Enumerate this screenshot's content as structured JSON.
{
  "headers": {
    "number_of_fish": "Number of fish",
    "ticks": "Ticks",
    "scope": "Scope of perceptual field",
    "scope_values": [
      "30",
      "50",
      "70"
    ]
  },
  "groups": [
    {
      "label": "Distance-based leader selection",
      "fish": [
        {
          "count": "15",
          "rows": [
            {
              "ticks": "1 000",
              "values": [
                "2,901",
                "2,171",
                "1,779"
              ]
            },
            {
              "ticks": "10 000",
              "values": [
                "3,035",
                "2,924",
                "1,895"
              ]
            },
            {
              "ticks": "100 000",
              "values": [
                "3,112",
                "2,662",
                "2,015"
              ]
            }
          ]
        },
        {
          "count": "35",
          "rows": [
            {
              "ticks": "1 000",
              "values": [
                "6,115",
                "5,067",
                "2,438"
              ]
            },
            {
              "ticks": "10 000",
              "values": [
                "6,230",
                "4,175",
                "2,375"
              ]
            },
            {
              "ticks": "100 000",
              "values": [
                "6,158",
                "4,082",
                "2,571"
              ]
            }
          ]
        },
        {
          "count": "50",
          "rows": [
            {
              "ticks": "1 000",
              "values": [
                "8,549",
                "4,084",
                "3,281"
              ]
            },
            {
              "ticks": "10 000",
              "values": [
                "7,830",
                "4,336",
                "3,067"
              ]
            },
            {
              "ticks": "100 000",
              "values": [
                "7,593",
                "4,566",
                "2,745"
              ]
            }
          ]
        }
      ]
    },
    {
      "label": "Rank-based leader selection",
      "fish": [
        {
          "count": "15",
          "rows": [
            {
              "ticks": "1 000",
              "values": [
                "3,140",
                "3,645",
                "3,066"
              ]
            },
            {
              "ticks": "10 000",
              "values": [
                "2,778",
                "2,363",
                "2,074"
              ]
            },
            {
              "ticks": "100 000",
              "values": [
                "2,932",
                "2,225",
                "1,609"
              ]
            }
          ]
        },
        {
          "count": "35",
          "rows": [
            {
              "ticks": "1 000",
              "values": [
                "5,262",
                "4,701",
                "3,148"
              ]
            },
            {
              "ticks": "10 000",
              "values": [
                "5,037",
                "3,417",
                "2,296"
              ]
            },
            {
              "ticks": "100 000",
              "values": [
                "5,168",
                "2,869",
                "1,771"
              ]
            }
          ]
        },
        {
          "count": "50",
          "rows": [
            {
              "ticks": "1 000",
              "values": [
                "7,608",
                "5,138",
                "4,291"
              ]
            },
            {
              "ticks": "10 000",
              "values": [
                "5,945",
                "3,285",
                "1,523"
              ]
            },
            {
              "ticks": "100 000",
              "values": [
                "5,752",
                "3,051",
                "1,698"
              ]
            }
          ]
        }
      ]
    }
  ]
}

◇ ◇ ◇ ◇ ◇

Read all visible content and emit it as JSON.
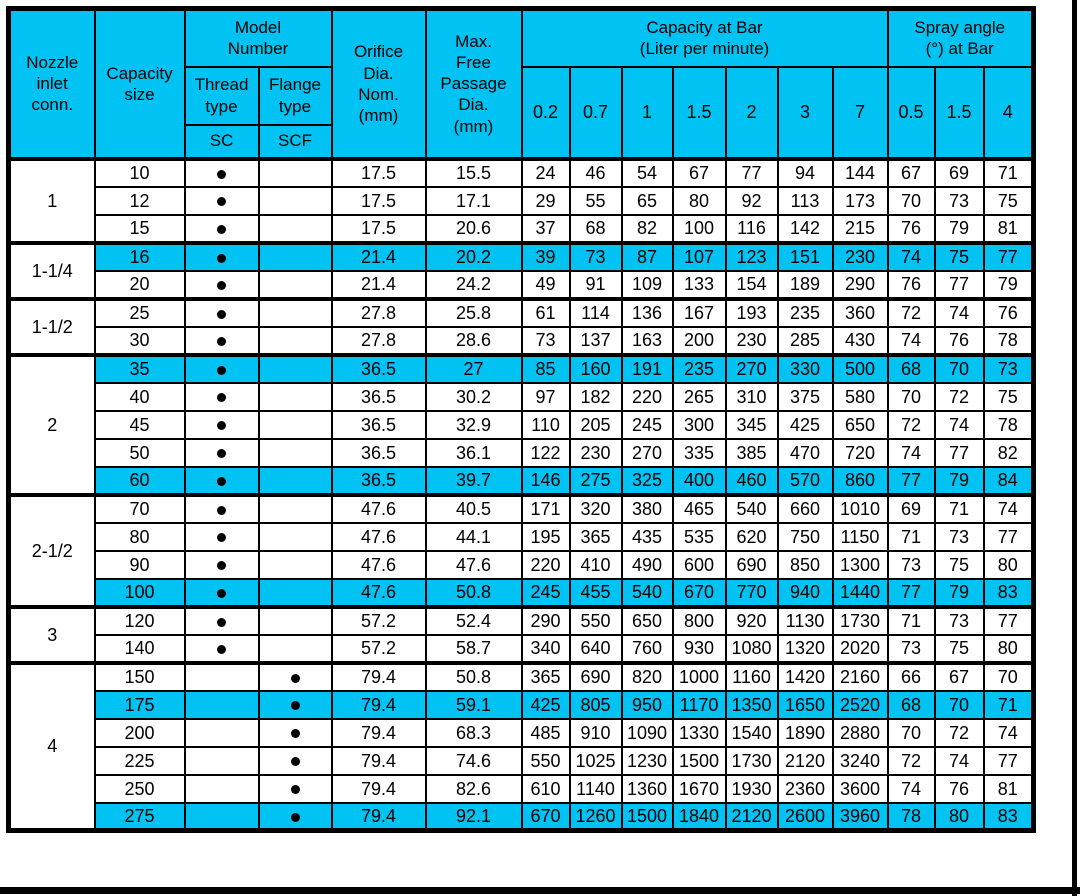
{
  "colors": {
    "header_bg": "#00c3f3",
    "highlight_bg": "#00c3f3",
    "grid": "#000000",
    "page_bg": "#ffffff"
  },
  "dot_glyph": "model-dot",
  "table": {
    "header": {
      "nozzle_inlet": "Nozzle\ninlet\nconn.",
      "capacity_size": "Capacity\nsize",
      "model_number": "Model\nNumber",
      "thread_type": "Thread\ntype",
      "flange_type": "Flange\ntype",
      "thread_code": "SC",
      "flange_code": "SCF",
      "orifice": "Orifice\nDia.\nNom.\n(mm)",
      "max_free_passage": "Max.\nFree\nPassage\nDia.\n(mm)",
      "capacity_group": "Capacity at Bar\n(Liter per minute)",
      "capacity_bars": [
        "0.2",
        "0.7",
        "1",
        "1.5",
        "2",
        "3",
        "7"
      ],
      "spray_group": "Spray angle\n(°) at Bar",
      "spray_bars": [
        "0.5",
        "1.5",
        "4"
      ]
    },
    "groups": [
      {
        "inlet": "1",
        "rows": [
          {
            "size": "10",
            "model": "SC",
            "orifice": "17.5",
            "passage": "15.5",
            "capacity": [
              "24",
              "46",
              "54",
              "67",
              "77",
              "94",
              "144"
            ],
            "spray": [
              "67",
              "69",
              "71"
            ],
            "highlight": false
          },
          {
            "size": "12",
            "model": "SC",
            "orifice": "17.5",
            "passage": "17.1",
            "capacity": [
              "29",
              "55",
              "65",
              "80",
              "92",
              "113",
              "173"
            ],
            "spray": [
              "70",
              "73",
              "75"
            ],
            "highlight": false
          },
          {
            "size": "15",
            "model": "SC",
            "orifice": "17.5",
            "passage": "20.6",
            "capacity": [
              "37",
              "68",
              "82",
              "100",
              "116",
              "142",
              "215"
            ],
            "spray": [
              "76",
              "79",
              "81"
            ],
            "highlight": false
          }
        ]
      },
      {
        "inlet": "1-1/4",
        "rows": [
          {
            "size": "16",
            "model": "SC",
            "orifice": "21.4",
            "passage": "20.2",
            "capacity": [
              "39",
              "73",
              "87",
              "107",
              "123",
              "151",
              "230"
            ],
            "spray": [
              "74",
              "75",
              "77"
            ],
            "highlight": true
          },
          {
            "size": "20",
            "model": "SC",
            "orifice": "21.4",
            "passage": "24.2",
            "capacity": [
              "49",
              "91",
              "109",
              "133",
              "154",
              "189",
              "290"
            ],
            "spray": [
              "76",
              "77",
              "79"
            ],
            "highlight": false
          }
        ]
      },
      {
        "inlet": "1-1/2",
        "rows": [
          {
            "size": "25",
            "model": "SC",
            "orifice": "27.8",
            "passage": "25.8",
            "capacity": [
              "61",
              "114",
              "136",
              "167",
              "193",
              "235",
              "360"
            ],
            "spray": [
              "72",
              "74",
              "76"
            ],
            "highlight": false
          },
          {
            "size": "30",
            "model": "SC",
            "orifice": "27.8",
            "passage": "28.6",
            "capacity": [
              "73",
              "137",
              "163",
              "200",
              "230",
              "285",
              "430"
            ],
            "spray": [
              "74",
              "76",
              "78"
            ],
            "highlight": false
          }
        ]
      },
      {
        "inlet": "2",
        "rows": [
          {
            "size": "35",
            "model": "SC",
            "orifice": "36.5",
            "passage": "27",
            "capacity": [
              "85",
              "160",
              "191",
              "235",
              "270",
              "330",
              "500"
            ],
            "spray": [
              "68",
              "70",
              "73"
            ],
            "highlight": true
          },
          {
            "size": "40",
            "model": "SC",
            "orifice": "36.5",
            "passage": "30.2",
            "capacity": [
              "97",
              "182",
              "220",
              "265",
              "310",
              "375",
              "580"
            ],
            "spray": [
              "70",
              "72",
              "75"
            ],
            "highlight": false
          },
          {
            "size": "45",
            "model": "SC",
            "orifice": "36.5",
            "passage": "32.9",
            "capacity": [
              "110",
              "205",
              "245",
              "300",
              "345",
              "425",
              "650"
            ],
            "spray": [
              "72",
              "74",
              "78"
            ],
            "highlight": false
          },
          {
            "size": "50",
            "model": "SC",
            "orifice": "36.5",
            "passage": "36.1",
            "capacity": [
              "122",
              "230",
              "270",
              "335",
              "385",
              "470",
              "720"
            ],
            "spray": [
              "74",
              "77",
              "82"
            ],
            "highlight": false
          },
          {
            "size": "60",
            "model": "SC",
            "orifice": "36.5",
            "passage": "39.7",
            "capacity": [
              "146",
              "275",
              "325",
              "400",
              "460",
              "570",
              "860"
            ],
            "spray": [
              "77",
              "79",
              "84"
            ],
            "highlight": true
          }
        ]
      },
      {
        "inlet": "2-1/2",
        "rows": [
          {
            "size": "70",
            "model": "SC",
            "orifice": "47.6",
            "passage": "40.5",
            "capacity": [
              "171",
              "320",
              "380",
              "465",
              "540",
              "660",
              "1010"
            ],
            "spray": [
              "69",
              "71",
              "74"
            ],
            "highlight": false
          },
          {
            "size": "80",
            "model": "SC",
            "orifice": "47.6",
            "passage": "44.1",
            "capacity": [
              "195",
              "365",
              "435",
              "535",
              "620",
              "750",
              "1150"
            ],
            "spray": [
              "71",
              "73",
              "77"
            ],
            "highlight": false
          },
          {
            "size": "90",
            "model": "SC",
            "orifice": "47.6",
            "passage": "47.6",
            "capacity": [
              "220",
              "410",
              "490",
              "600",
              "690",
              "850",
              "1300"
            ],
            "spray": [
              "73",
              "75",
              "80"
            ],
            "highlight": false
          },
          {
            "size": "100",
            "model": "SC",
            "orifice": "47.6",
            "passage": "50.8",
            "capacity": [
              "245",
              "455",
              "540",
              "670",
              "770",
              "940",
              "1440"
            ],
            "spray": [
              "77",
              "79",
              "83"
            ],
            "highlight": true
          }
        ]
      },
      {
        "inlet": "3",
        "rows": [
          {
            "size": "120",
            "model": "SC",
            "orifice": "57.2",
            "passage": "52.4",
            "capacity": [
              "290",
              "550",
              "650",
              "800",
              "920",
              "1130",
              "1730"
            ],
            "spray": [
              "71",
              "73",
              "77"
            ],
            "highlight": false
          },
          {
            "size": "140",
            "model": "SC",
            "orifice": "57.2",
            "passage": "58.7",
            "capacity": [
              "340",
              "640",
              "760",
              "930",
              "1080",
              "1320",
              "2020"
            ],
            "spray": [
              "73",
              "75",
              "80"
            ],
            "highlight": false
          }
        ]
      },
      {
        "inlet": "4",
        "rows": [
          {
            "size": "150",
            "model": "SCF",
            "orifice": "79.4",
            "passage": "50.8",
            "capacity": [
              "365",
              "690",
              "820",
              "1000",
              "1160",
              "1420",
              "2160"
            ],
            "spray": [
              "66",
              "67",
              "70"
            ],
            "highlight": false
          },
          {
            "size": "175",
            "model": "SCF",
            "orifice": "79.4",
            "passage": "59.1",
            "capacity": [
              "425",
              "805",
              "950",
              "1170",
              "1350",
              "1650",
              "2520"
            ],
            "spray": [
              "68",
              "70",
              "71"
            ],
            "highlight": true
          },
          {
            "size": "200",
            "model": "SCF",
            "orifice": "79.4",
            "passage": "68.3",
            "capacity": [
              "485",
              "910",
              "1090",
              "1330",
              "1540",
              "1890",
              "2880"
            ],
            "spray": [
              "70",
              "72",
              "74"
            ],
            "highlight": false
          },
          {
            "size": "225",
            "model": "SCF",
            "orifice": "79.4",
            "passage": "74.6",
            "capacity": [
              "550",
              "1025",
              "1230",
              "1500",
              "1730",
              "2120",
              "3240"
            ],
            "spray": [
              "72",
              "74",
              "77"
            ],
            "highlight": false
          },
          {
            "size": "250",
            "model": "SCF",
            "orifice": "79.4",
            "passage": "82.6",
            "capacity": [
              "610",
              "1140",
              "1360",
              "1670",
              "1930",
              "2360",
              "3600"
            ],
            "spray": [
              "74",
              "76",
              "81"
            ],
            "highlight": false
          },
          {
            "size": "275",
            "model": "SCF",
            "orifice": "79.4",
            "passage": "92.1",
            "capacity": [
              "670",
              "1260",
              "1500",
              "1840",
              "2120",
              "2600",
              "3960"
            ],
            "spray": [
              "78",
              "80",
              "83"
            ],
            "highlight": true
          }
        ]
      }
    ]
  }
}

◇ ◇ ◇ ◇ ◇

* YOUR OBJECTIVE: Show every line of the records above that contains the word "leader".

* RESULT OF THE EXERCISE:
      "label": "Distance-based leader selection",
      "label": "Rank-based leader selection",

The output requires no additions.